*Task*:
Only lines with the string "Mine" matter here; gather them from the material below.

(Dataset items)
+ + + +

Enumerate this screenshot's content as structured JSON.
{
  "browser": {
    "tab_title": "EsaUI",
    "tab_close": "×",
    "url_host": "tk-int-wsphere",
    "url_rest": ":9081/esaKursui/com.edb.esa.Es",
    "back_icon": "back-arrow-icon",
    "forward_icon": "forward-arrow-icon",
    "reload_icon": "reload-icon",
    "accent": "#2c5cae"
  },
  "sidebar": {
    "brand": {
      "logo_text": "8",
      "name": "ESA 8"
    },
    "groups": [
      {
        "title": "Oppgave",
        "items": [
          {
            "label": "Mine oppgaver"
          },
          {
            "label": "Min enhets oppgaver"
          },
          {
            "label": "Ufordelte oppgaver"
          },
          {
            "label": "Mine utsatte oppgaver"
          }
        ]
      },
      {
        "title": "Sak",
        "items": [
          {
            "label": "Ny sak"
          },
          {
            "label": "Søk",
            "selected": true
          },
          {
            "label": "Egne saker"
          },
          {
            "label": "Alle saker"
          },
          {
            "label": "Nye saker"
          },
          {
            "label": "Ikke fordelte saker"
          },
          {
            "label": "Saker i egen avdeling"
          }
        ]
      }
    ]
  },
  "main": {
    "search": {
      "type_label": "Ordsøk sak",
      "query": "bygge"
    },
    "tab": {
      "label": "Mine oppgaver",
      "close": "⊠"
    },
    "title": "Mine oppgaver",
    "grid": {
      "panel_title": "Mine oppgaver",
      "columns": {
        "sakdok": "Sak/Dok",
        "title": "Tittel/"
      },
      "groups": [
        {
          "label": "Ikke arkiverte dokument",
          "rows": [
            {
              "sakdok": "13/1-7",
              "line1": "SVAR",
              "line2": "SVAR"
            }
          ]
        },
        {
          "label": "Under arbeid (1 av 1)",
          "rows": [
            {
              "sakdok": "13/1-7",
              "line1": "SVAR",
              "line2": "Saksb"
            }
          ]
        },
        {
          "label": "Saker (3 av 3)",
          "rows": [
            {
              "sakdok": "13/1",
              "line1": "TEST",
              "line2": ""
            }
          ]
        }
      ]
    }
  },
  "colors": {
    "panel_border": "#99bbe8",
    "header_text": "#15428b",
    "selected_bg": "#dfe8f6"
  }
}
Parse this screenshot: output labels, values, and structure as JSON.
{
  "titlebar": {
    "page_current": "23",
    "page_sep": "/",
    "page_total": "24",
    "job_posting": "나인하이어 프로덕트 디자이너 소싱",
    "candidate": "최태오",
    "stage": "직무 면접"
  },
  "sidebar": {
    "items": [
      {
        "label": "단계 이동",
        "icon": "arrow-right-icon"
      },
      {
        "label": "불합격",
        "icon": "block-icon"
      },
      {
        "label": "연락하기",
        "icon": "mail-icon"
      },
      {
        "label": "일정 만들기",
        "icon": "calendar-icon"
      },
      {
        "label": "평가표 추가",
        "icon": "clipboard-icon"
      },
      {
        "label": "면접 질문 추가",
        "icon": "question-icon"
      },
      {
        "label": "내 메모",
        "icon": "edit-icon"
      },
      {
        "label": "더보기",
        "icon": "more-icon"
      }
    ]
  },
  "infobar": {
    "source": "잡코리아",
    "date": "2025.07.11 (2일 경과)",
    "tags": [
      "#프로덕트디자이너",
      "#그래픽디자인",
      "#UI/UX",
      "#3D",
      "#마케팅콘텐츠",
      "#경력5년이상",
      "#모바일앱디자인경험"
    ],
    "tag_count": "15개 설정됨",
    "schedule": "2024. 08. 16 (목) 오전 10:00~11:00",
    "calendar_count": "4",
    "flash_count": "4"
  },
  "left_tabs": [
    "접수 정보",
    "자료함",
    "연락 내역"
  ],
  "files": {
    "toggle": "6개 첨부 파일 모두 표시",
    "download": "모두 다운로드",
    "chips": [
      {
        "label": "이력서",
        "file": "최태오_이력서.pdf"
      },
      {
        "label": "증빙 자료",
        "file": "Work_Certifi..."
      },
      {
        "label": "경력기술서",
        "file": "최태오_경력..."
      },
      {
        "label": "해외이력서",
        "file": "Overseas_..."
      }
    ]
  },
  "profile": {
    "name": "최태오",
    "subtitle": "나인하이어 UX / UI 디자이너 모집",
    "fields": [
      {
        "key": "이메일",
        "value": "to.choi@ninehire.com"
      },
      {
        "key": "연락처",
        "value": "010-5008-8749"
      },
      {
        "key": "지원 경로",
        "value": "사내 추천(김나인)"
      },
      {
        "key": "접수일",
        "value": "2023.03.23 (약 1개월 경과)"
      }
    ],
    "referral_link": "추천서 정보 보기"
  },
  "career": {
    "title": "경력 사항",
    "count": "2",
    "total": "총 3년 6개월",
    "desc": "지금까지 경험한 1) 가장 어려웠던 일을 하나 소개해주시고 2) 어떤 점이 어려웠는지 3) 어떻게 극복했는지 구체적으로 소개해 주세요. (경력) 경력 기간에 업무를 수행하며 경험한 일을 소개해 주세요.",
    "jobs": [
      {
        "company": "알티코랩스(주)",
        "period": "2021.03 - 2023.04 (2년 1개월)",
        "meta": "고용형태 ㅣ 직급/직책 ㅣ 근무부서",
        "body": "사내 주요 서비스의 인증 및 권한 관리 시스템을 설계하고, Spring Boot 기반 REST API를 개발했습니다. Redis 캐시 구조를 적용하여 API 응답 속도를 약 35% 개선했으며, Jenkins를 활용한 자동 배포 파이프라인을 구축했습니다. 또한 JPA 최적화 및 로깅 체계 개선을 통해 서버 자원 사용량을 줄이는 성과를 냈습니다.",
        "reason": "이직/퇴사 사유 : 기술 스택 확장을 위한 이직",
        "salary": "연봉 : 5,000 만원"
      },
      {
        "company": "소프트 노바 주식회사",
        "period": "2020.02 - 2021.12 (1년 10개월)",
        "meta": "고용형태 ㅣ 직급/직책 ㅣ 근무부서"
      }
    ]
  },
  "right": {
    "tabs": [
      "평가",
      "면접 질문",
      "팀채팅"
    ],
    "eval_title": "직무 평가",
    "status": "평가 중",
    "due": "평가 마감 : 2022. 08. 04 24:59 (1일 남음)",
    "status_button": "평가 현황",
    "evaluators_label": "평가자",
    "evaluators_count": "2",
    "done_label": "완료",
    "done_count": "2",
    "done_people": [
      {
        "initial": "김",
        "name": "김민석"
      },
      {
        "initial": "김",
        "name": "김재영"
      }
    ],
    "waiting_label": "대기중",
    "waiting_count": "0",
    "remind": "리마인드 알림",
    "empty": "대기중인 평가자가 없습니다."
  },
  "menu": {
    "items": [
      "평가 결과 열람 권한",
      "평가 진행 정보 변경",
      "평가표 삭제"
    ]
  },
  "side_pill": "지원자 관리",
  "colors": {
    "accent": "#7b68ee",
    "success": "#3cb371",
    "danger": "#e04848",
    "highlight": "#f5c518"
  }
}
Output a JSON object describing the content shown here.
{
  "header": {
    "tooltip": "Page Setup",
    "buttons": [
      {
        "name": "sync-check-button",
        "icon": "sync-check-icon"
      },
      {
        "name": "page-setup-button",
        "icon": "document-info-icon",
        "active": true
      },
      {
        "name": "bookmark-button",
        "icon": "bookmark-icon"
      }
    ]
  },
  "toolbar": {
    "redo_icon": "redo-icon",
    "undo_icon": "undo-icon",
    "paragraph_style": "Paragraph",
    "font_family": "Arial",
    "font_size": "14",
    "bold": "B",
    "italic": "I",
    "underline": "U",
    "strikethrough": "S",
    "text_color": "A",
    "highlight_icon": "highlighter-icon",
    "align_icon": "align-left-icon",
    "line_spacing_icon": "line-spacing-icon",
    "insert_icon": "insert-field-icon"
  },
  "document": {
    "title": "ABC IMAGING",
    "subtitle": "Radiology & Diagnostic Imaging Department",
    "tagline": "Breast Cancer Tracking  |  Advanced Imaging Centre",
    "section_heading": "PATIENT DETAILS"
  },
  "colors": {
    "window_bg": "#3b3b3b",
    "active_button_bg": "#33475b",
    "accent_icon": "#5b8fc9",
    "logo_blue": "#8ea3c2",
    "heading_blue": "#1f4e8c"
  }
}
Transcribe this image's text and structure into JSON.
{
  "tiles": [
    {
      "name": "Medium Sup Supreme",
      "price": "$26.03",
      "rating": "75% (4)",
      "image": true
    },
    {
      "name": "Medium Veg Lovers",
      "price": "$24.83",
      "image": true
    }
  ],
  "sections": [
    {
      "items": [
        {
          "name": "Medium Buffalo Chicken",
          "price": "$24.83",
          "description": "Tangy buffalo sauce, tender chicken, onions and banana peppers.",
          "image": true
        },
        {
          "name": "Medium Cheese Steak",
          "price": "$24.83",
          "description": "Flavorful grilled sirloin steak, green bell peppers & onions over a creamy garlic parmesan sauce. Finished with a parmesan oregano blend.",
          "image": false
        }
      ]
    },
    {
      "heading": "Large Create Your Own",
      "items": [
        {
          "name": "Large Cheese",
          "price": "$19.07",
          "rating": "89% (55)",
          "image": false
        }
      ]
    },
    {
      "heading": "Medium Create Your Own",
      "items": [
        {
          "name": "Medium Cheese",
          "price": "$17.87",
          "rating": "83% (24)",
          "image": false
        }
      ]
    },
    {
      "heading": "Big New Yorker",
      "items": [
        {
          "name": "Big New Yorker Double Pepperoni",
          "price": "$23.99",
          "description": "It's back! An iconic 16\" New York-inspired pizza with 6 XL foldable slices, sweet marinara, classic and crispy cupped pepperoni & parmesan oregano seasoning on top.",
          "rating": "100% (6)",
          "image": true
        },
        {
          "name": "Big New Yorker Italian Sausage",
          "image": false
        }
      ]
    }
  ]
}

+ + + +

*Complete answer*:
            "label": "Mine oppgaver"
            "label": "Mine utsatte oppgaver"
      "label": "Mine oppgaver",
    "title": "Mine oppgaver",
      "panel_title": "Mine oppgaver",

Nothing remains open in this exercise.